- Your task: Which lines below hold the word "不畏艰险"? Report each one.

- Material for this task:
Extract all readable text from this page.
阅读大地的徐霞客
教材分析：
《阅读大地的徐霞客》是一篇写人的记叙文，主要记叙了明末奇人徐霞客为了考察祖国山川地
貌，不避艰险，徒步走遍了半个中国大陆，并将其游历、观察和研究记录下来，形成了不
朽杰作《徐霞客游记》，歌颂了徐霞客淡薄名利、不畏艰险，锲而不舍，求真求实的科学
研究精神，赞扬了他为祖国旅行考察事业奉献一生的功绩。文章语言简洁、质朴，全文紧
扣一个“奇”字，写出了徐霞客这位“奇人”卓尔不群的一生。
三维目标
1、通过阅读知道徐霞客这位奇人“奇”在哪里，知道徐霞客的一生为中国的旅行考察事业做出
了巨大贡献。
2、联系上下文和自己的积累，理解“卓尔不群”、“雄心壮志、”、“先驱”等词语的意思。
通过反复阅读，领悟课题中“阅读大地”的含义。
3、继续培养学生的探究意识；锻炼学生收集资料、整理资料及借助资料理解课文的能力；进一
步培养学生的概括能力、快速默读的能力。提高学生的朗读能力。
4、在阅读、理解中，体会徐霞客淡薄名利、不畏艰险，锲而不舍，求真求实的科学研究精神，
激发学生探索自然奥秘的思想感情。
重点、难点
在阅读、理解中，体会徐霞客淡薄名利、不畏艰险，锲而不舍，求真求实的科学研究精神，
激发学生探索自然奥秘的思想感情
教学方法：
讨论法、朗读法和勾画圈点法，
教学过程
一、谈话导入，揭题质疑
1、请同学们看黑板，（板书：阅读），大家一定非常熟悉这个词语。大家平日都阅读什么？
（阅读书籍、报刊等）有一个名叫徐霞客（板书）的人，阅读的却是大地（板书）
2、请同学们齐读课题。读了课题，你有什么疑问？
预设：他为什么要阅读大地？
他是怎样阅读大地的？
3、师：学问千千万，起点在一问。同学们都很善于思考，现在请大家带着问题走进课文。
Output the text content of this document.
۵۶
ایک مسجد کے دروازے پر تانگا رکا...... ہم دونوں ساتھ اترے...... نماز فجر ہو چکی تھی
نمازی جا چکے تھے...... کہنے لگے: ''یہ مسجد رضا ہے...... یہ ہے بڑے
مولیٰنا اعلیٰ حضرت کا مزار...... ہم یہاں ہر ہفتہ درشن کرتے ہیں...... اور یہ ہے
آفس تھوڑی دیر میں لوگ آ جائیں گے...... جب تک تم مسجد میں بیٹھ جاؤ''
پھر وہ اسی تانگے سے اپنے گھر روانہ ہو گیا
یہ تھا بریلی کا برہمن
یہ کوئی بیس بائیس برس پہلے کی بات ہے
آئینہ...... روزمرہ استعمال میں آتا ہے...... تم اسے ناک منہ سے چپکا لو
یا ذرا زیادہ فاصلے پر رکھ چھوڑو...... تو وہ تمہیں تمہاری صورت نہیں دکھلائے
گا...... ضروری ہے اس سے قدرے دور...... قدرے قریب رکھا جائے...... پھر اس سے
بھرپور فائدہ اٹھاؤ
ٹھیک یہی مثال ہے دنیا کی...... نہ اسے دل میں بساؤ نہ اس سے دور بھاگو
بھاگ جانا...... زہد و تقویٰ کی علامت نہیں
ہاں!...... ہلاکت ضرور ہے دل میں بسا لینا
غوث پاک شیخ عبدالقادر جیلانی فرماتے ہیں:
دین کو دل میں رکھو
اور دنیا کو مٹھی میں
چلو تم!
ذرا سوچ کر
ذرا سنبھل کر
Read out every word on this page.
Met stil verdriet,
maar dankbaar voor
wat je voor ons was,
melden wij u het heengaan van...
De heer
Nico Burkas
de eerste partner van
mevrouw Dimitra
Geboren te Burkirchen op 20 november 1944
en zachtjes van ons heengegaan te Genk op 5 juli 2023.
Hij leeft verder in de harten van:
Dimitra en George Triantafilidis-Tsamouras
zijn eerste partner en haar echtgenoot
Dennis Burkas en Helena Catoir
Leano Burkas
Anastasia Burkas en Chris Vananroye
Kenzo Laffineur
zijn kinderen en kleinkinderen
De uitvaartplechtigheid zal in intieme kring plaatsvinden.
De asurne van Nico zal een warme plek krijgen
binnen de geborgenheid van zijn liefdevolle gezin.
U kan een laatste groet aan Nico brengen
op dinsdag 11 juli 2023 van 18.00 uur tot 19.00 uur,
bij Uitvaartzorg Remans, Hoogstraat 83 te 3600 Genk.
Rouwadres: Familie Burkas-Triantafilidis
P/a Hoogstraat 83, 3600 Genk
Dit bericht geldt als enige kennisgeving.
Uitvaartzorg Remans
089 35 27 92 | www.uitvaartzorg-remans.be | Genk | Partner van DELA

- Answer in full:
朽杰作《徐霞客游记》，歌颂了徐霞客淡薄名利、不畏艰险，锲而不舍，求真求实的科学
4、在阅读、理解中，体会徐霞客淡薄名利、不畏艰险，锲而不舍，求真求实的科学研究精神，
在阅读、理解中，体会徐霞客淡薄名利、不畏艰险，锲而不舍，求真求实的科学研究精神，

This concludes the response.